WHAT YOU NEED TO DO.
Copy out all of the data exactly as it appears.

STORED RECORDS.
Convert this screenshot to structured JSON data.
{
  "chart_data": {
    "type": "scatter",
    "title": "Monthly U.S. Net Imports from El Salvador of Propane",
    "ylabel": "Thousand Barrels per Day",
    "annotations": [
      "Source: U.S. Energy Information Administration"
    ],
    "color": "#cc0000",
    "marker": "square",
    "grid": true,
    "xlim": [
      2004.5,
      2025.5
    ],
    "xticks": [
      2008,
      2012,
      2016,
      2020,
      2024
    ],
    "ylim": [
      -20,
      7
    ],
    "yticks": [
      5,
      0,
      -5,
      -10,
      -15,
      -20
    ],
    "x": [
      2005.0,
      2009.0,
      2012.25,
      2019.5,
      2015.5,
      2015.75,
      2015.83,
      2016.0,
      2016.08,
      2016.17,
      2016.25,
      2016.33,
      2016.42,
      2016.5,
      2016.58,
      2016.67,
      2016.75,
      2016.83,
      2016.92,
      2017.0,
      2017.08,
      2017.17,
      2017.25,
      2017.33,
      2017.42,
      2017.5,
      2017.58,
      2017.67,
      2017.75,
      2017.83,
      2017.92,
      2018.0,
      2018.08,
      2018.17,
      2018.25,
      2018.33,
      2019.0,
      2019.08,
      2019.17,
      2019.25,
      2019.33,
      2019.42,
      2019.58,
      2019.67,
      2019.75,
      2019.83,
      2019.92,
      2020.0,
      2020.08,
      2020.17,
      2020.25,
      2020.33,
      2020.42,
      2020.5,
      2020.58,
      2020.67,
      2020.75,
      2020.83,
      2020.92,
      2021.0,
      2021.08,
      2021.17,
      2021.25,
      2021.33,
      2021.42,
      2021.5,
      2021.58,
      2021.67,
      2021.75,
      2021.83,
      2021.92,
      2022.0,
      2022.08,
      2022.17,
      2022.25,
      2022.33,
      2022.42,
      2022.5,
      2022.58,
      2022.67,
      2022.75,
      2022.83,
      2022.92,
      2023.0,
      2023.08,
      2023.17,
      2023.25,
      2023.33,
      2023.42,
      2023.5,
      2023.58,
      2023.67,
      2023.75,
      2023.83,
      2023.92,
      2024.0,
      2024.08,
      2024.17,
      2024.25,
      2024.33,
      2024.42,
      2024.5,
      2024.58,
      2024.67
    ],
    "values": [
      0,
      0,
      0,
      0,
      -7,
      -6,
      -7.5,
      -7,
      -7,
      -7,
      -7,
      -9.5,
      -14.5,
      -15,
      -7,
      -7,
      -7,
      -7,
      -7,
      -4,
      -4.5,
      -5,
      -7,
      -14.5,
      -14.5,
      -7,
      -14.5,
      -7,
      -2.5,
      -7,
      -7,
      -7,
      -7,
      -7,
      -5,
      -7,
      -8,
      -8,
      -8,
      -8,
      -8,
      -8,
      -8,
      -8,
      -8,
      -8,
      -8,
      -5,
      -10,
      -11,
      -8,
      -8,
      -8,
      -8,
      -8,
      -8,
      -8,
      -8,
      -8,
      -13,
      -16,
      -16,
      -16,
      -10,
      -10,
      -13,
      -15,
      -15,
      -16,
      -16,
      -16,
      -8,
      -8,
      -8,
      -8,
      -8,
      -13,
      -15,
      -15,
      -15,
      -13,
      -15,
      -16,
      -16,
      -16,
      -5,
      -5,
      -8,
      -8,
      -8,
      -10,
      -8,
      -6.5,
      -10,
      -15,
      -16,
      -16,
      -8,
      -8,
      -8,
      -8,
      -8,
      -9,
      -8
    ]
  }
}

SOLVED PROBLEM.
Convert this screenshot to structured JSON data.
{
  "chart_data": {
    "type": "scatter",
    "title": "Monthly U.S. Net Imports from El Salvador of Propane",
    "ylabel": "Thousand Barrels per Day",
    "annotations": [
      "Source: U.S. Energy Information Administration"
    ],
    "color": "#cc0000",
    "marker": "square",
    "grid": true,
    "xlim": [
      2004.5,
      2025.5
    ],
    "xticks": [
      2008,
      2012,
      2016,
      2020,
      2024
    ],
    "ylim": [
      -20,
      7
    ],
    "yticks": [
      5,
      0,
      -5,
      -10,
      -15,
      -20
    ],
    "x": [
      2005.0,
      2009.0,
      2012.25,
      2019.5,
      2015.5,
      2015.75,
      2015.83,
      2016.0,
      2016.08,
      2016.17,
      2016.25,
      2016.33,
      2016.42,
      2016.5,
      2016.58,
      2016.67,
      2016.75,
      2016.83,
      2016.92,
      2017.0,
      2017.08,
      2017.17,
      2017.25,
      2017.33,
      2017.42,
      2017.5,
      2017.58,
      2017.67,
      2017.75,
      2017.83,
      2017.92,
      2018.0,
      2018.08,
      2018.17,
      2018.25,
      2018.33,
      2019.0,
      2019.08,
      2019.17,
      2019.25,
      2019.33,
      2019.42,
      2019.58,
      2019.67,
      2019.75,
      2019.83,
      2019.92,
      2020.0,
      2020.08,
      2020.17,
      2020.25,
      2020.33,
      2020.42,
      2020.5,
      2020.58,
      2020.67,
      2020.75,
      2020.83,
      2020.92,
      2021.0,
      2021.08,
      2021.17,
      2021.25,
      2021.33,
      2021.42,
      2021.5,
      2021.58,
      2021.67,
      2021.75,
      2021.83,
      2021.92,
      2022.0,
      2022.08,
      2022.17,
      2022.25,
      2022.33,
      2022.42,
      2022.5,
      2022.58,
      2022.67,
      2022.75,
      2022.83,
      2022.92,
      2023.0,
      2023.08,
      2023.17,
      2023.25,
      2023.33,
      2023.42,
      2023.5,
      2023.58,
      2023.67,
      2023.75,
      2023.83,
      2023.92,
      2024.0,
      2024.08,
      2024.17,
      2024.25,
      2024.33,
      2024.42,
      2024.5,
      2024.58,
      2024.67
    ],
    "values": [
      0,
      0,
      0,
      0,
      -7,
      -6,
      -7.5,
      -7,
      -7,
      -7,
      -7,
      -9.5,
      -14.5,
      -15,
      -7,
      -7,
      -7,
      -7,
      -7,
      -4,
      -4.5,
      -5,
      -7,
      -14.5,
      -14.5,
      -7,
      -14.5,
      -7,
      -2.5,
      -7,
      -7,
      -7,
      -7,
      -7,
      -5,
      -7,
      -8,
      -8,
      -8,
      -8,
      -8,
      -8,
      -8,
      -8,
      -8,
      -8,
      -8,
      -5,
      -10,
      -11,
      -8,
      -8,
      -8,
      -8,
      -8,
      -8,
      -8,
      -8,
      -8,
      -13,
      -16,
      -16,
      -16,
      -10,
      -10,
      -13,
      -15,
      -15,
      -16,
      -16,
      -16,
      -8,
      -8,
      -8,
      -8,
      -8,
      -13,
      -15,
      -15,
      -15,
      -13,
      -15,
      -16,
      -16,
      -16,
      -5,
      -5,
      -8,
      -8,
      -8,
      -10,
      -8,
      -6.5,
      -10,
      -15,
      -16,
      -16,
      -8,
      -8,
      -8,
      -8,
      -8,
      -9,
      -8
    ]
  }
}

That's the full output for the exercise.